Reproduce the records below in full and exactly, without their images.

>> BEGIN

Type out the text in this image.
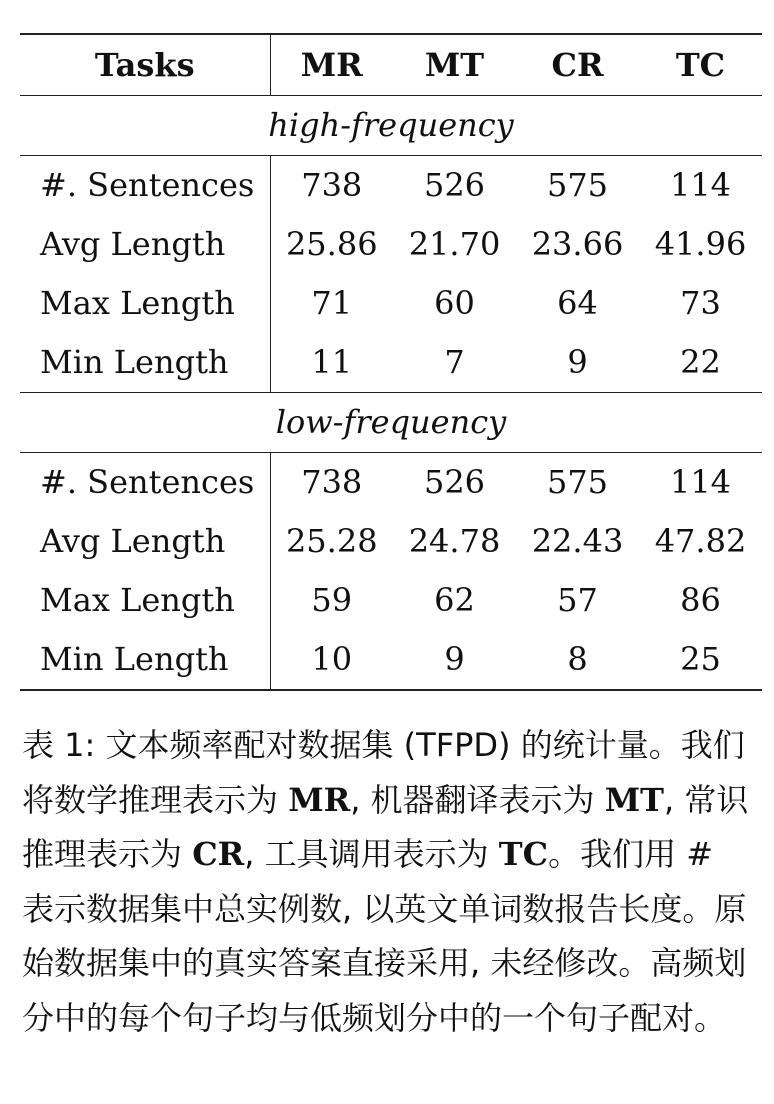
Tasks	MR	MT	CR	TC
high-frequency				
#. Sentences	738	526	575	114
Avg Length	25.86	21.70	23.66	41.96
Max Length	71	60	64	73
Min Length	11	7	9	22
low-frequency				
#. Sentences	738	526	575	114
Avg Length	25.28	24.78	22.43	47.82
Max Length	59	62	57	86
Min Length	10	9	8	25
表 1: 文本频率配对数据集 (TFPD) 的统计量。我们将数学推理表示为 MR, 机器翻译表示为 MT, 常识推理表示为 CR, 工具调用表示为 TC。我们用 # 表示数据集中总实例数, 以英文单词数报告长度。原始数据集中的真实答案直接采用, 未经修改。高频划分中的每个句子均与低频划分中的一个句子配对。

>> END

- _The response_
Type out the text in this image.
Tasks	MR	MT	CR	TC
high-frequency				
#. Sentences	738	526	575	114
Avg Length	25.86	21.70	23.66	41.96
Max Length	71	60	64	73
Min Length	11	7	9	22
low-frequency				
#. Sentences	738	526	575	114
Avg Length	25.28	24.78	22.43	47.82
Max Length	59	62	57	86
Min Length	10	9	8	25
表 1: 文本频率配对数据集 (TFPD) 的统计量。我们将数学推理表示为 MR, 机器翻译表示为 MT, 常识推理表示为 CR, 工具调用表示为 TC。我们用 # 表示数据集中总实例数, 以英文单词数报告长度。原始数据集中的真实答案直接采用, 未经修改。高频划分中的每个句子均与低频划分中的一个句子配对。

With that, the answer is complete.